GIVEN RECORDS ->
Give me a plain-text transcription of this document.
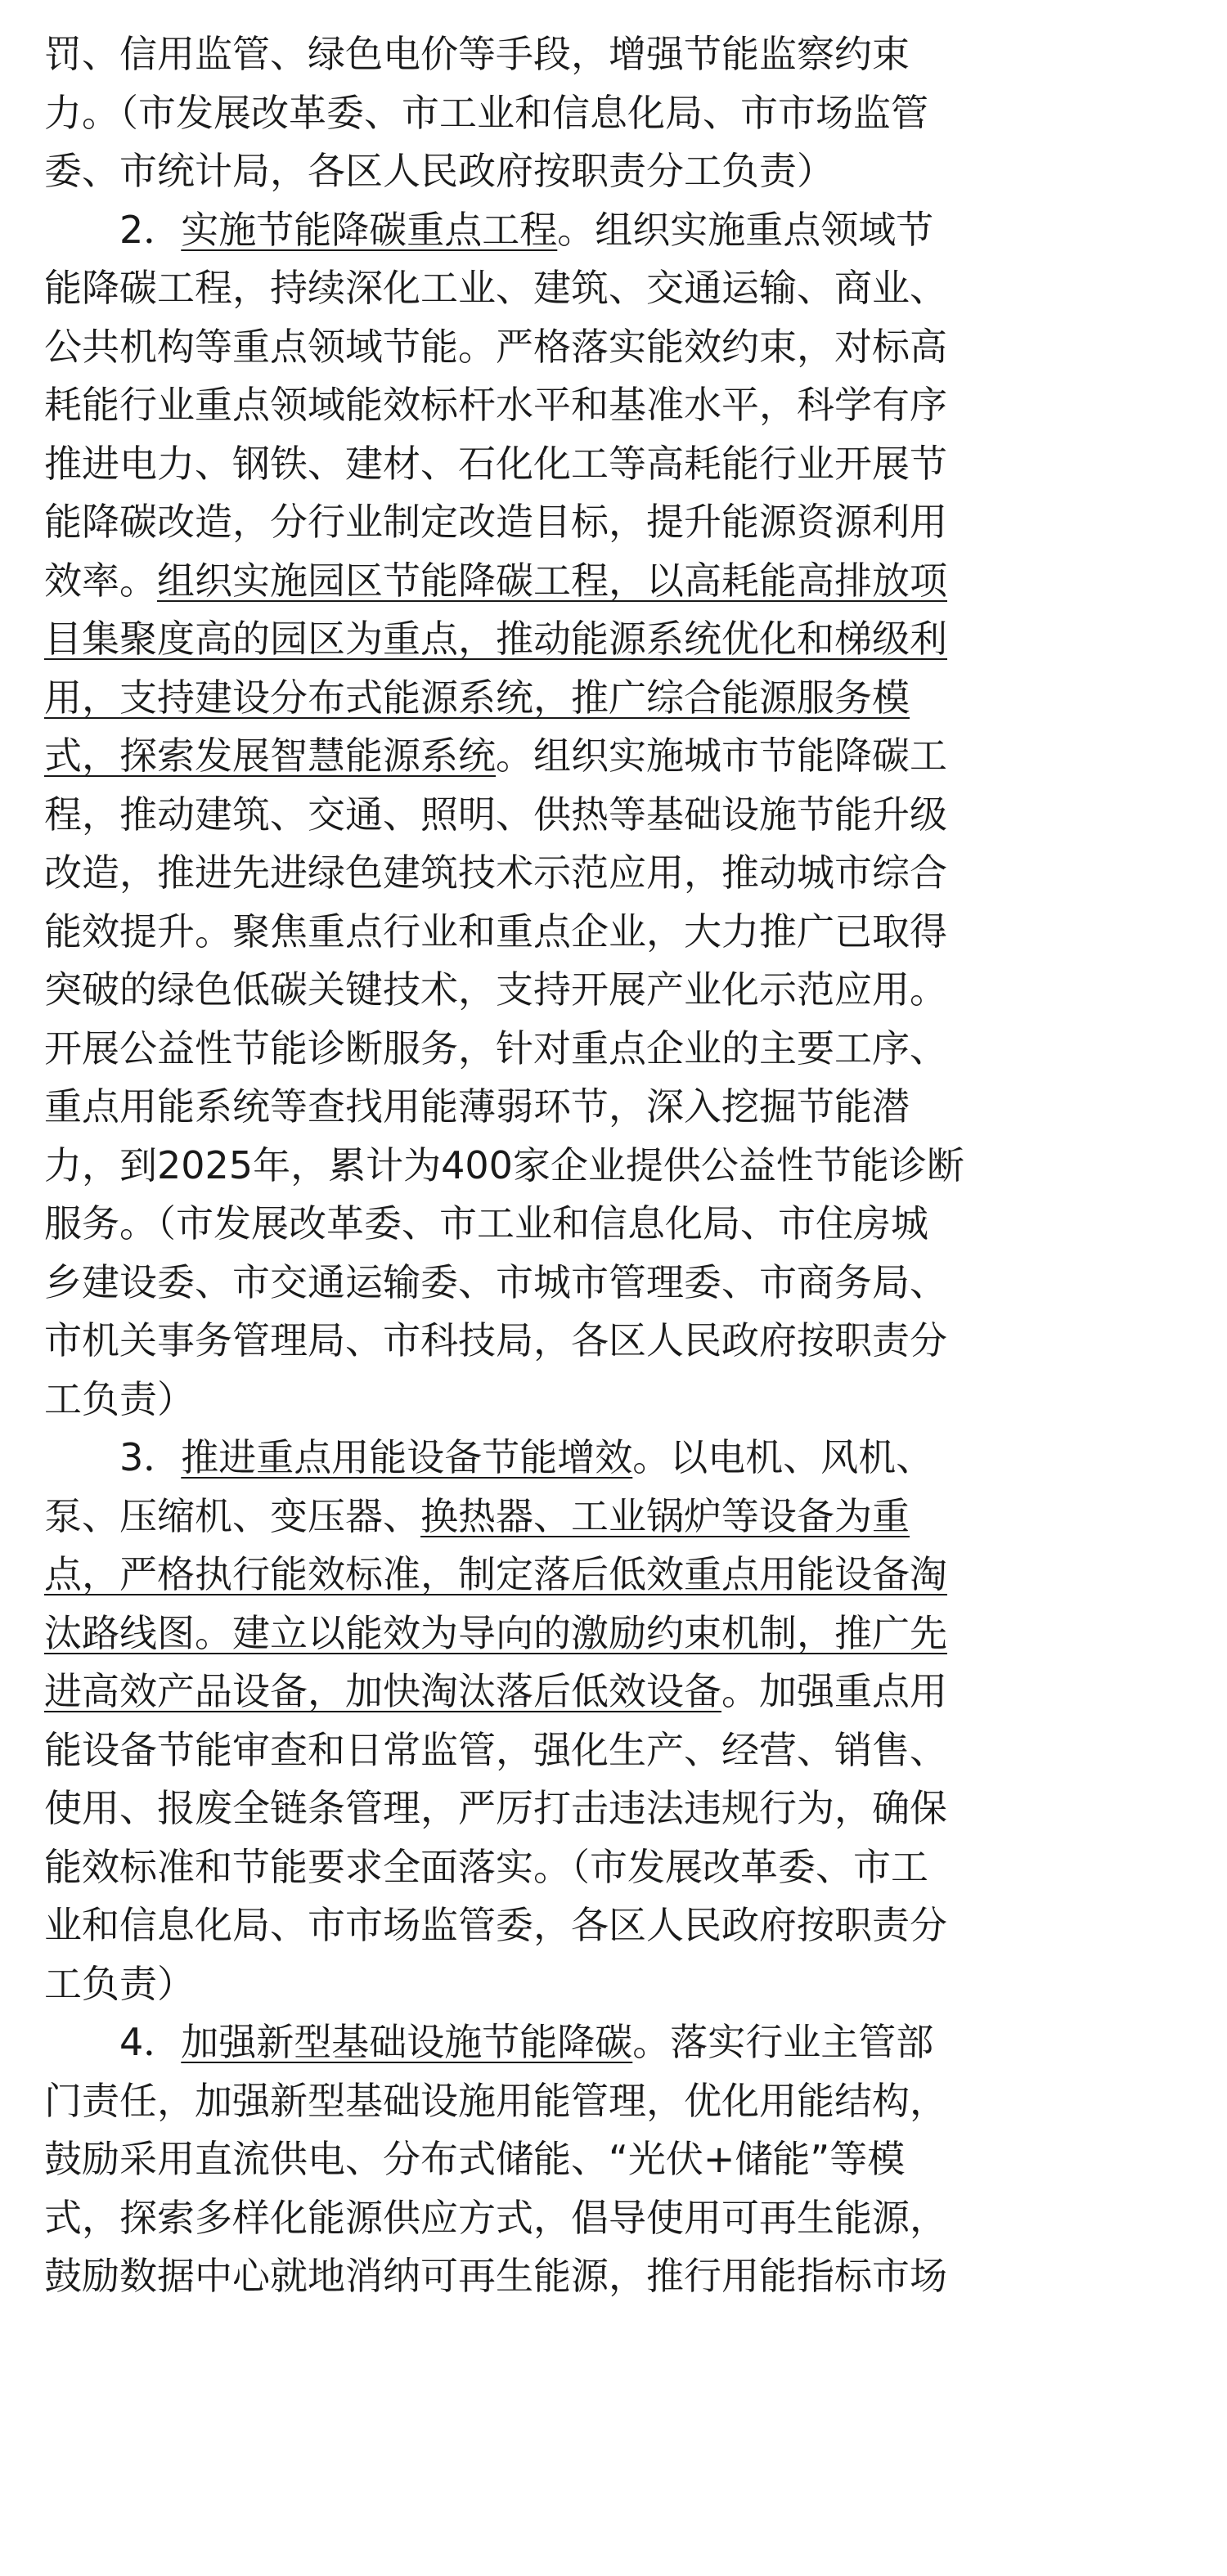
罚、信用监管、绿色电价等手段，增强节能监察约束
力。（市发展改革委、市工业和信息化局、市市场监管
委、市统计局，各区人民政府按职责分工负责）
2．实施节能降碳重点工程。组织实施重点领域节
能降碳工程，持续深化工业、建筑、交通运输、商业、
公共机构等重点领域节能。严格落实能效约束，对标高
耗能行业重点领域能效标杆水平和基准水平，科学有序
推进电力、钢铁、建材、石化化工等高耗能行业开展节
能降碳改造，分行业制定改造目标，提升能源资源利用
效率。组织实施园区节能降碳工程，以高耗能高排放项
目集聚度高的园区为重点，推动能源系统优化和梯级利
用，支持建设分布式能源系统，推广综合能源服务模
式，探索发展智慧能源系统。组织实施城市节能降碳工
程，推动建筑、交通、照明、供热等基础设施节能升级
改造，推进先进绿色建筑技术示范应用，推动城市综合
能效提升。聚焦重点行业和重点企业，大力推广已取得
突破的绿色低碳关键技术，支持开展产业化示范应用。
开展公益性节能诊断服务，针对重点企业的主要工序、
重点用能系统等查找用能薄弱环节，深入挖掘节能潜
力，到2025年，累计为400家企业提供公益性节能诊断
服务。（市发展改革委、市工业和信息化局、市住房城
乡建设委、市交通运输委、市城市管理委、市商务局、
市机关事务管理局、市科技局，各区人民政府按职责分
工负责）
3．推进重点用能设备节能增效。以电机、风机、
泵、压缩机、变压器、换热器、工业锅炉等设备为重
点，严格执行能效标准，制定落后低效重点用能设备淘
汰路线图。建立以能效为导向的激励约束机制，推广先
进高效产品设备，加快淘汰落后低效设备。加强重点用
能设备节能审查和日常监管，强化生产、经营、销售、
使用、报废全链条管理，严厉打击违法违规行为，确保
能效标准和节能要求全面落实。（市发展改革委、市工
业和信息化局、市市场监管委，各区人民政府按职责分
工负责）
4．加强新型基础设施节能降碳。落实行业主管部
门责任，加强新型基础设施用能管理，优化用能结构，
鼓励采用直流供电、分布式储能、“光伏+储能”等模
式，探索多样化能源供应方式，倡导使用可再生能源，
鼓励数据中心就地消纳可再生能源，推行用能指标市场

TASK STATEMENT ->
Reproduce each entry verbatim, excluding any embedded images.

ANSWER TO THE EXERCISE ->
Give me a plain-text transcription of this document.
罚、信用监管、绿色电价等手段，增强节能监察约束
力。（市发展改革委、市工业和信息化局、市市场监管
委、市统计局，各区人民政府按职责分工负责）
2．实施节能降碳重点工程。组织实施重点领域节
能降碳工程，持续深化工业、建筑、交通运输、商业、
公共机构等重点领域节能。严格落实能效约束，对标高
耗能行业重点领域能效标杆水平和基准水平，科学有序
推进电力、钢铁、建材、石化化工等高耗能行业开展节
能降碳改造，分行业制定改造目标，提升能源资源利用
效率。组织实施园区节能降碳工程，以高耗能高排放项
目集聚度高的园区为重点，推动能源系统优化和梯级利
用，支持建设分布式能源系统，推广综合能源服务模
式，探索发展智慧能源系统。组织实施城市节能降碳工
程，推动建筑、交通、照明、供热等基础设施节能升级
改造，推进先进绿色建筑技术示范应用，推动城市综合
能效提升。聚焦重点行业和重点企业，大力推广已取得
突破的绿色低碳关键技术，支持开展产业化示范应用。
开展公益性节能诊断服务，针对重点企业的主要工序、
重点用能系统等查找用能薄弱环节，深入挖掘节能潜
力，到2025年，累计为400家企业提供公益性节能诊断
服务。（市发展改革委、市工业和信息化局、市住房城
乡建设委、市交通运输委、市城市管理委、市商务局、
市机关事务管理局、市科技局，各区人民政府按职责分
工负责）
3．推进重点用能设备节能增效。以电机、风机、
泵、压缩机、变压器、换热器、工业锅炉等设备为重
点，严格执行能效标准，制定落后低效重点用能设备淘
汰路线图。建立以能效为导向的激励约束机制，推广先
进高效产品设备，加快淘汰落后低效设备。加强重点用
能设备节能审查和日常监管，强化生产、经营、销售、
使用、报废全链条管理，严厉打击违法违规行为，确保
能效标准和节能要求全面落实。（市发展改革委、市工
业和信息化局、市市场监管委，各区人民政府按职责分
工负责）
4．加强新型基础设施节能降碳。落实行业主管部
门责任，加强新型基础设施用能管理，优化用能结构，
鼓励采用直流供电、分布式储能、“光伏+储能”等模
式，探索多样化能源供应方式，倡导使用可再生能源，
鼓励数据中心就地消纳可再生能源，推行用能指标市场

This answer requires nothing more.